#### Отрывок
++++++++++

Действительно, сорокинская «Метель» как будто бы следует не той или иной повести Толстого или Лескова, а всей классической русской литературе сразу. Павел Басинский, правда, не увидел у Сорокина сходства с Пушкиным. Ну как же, разве не отвечает возничий доктору, когда ходит кругами, проваливаясь в глубокий снег в поисках занесенной дороги, едва ли не цитатой из Пушкинских «Бесов»: «Знать, леший нас водит, барин»? (Вспомним хрестоматийное «В поле бес нас водит, видно, / Да кружит по сторонам».) Да и в пушкинской «Метели» героя, блуждавшего в хорошо ему знакомых местах, всю ночь до первых петухов, похоже, тоже водил бес либо леший...
Однако ощущение похожести все же обманчиво. Сорокин поступает с текстами классиков так же, как поступал и раньше: он разбирает конструкцию на составные части. Только раньше эти оголенные оси конструкции насмешливо выставлялись наружу, а нынче они предварительно были собраны в некие емкости и тщательно перемешаны. Мне почему-то представляются большие, из полупрозрачного пластика ящики для игрушек, в которых у детей всегда оказываются вместе детали от разных конструкторов «Лего» – от пожарной машины, от звездолета, от домика и от динозавра. Можно потом все высыпать на пол и попытаться собрать, например, гибрид динозавра с ракетой. Именно это и делает Сорокин.
Доктор Платон Ильич Гарин, требующий лошадей на почтовой станции, тщательно стилизован под чеховского героя: и пенсне у него чеховское, и саквояж земского врача в руках, и манера речи с непременным обращением «батенька», и аргументация под стать земскому труженику: «Да вы понимаете, батенька, что там люди умирают». А вот станционный смотритель вроде как пушкинский. Говорит, правда, как-то не в масть. Речь его писатель старательно украсил просторечиями («нешто», «седни», «токмо»), для чиновника хотя бы и четырнадцатого класса нехарактерными, и словоерсами, которые в простонародной речи как раз не употреблялись и чужды пушкинским героям всех слоев. Это речевая характеристика маленького человека, часто используемая Достоевским. («Словоерс приобретается в унижении», – философствует штабс-капитан Снегирев в «Братьях Карамазовых».) Не случайно Акунин, пытаясь стилизовать текст Достоевского в романе «Ф. М.», понатыкал словоерсов в речи героев сверх всякой меры.
Чеховский доктор грозит пушкинскому станционному смотрителю судом за саботаж. И оказывается, это государственное слово станционному смотрителю хорошо знакомо. Напомним, что в русский язык оно вошло вместе с революцией 1917 года, Лениным, ВЧК и революционной интеллигенцией на службе у большевиков, знавшей иностранные языки.
На протяжении всей повести речевые пласты, наслаивавшиеся в русском языке десятилетие за десятилетием (благодаря чему лингвист может безошибочно датировать неизвестный текст), тщательно перемешаны. Хотя это и не так бросается в глаза, как мешанина вещей и предметов, находящихся в обиходе героев.

++++++++++

#### Задание
Перепишите из отрывка слово в слово кусок от «Чеховский доктор грозит» до «знавшей иностранные языки.». Опирайтесь только на этот отрывок.

++++++++++

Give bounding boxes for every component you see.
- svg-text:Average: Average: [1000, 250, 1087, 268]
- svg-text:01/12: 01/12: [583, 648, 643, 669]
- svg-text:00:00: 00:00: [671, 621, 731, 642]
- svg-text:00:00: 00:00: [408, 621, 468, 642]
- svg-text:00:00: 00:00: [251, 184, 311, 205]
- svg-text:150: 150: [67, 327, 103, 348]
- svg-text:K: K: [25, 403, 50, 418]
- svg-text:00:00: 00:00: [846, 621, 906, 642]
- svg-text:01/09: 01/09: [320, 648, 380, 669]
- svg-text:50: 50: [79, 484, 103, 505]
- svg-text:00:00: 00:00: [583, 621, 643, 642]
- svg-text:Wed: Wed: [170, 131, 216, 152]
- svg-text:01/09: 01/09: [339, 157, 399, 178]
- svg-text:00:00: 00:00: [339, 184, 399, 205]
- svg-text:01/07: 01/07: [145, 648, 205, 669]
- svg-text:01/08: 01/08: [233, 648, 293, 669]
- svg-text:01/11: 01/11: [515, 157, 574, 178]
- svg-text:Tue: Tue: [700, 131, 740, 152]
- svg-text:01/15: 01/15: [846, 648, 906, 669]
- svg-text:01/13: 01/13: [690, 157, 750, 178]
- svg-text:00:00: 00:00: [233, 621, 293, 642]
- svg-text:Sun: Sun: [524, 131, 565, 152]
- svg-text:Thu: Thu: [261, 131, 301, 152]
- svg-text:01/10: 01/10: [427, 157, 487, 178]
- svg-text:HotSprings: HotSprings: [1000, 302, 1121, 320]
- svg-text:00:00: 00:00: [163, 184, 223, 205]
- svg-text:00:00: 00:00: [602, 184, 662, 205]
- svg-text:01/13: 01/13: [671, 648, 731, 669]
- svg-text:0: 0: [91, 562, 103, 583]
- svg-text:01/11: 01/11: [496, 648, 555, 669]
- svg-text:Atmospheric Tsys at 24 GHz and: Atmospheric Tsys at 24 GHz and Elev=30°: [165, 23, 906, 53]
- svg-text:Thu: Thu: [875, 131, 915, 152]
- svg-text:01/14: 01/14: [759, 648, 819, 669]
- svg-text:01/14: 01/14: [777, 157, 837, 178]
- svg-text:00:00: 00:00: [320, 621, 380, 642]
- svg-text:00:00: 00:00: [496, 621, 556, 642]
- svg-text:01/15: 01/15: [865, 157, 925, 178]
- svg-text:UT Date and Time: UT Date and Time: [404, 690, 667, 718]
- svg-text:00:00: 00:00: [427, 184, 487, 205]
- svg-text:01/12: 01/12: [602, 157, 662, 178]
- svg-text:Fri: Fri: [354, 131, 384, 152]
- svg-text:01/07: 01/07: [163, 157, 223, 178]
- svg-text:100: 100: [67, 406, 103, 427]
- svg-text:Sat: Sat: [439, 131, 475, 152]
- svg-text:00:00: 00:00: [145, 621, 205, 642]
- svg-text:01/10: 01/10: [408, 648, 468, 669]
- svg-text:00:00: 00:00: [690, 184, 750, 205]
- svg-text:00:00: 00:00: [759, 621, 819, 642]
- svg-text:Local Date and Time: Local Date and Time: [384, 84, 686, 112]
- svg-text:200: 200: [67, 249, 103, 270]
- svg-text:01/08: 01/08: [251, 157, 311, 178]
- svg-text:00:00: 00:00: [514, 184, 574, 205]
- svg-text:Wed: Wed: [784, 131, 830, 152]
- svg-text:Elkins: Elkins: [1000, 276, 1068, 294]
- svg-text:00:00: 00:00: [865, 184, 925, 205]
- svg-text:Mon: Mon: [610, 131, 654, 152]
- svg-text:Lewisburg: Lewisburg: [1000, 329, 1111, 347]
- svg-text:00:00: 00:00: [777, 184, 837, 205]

++++++++++

#### Ответ
Чеховский доктор грозит пушкинскому станционному смотрителю судом за саботаж. И оказывается, это государственное слово станционному смотрителю хорошо знакомо. Напомним, что в русский язык оно вошло вместе с революцией 1917 года, Лениным, ВЧК и революционной интеллигенцией на службе у большевиков, знавшей иностранные языки.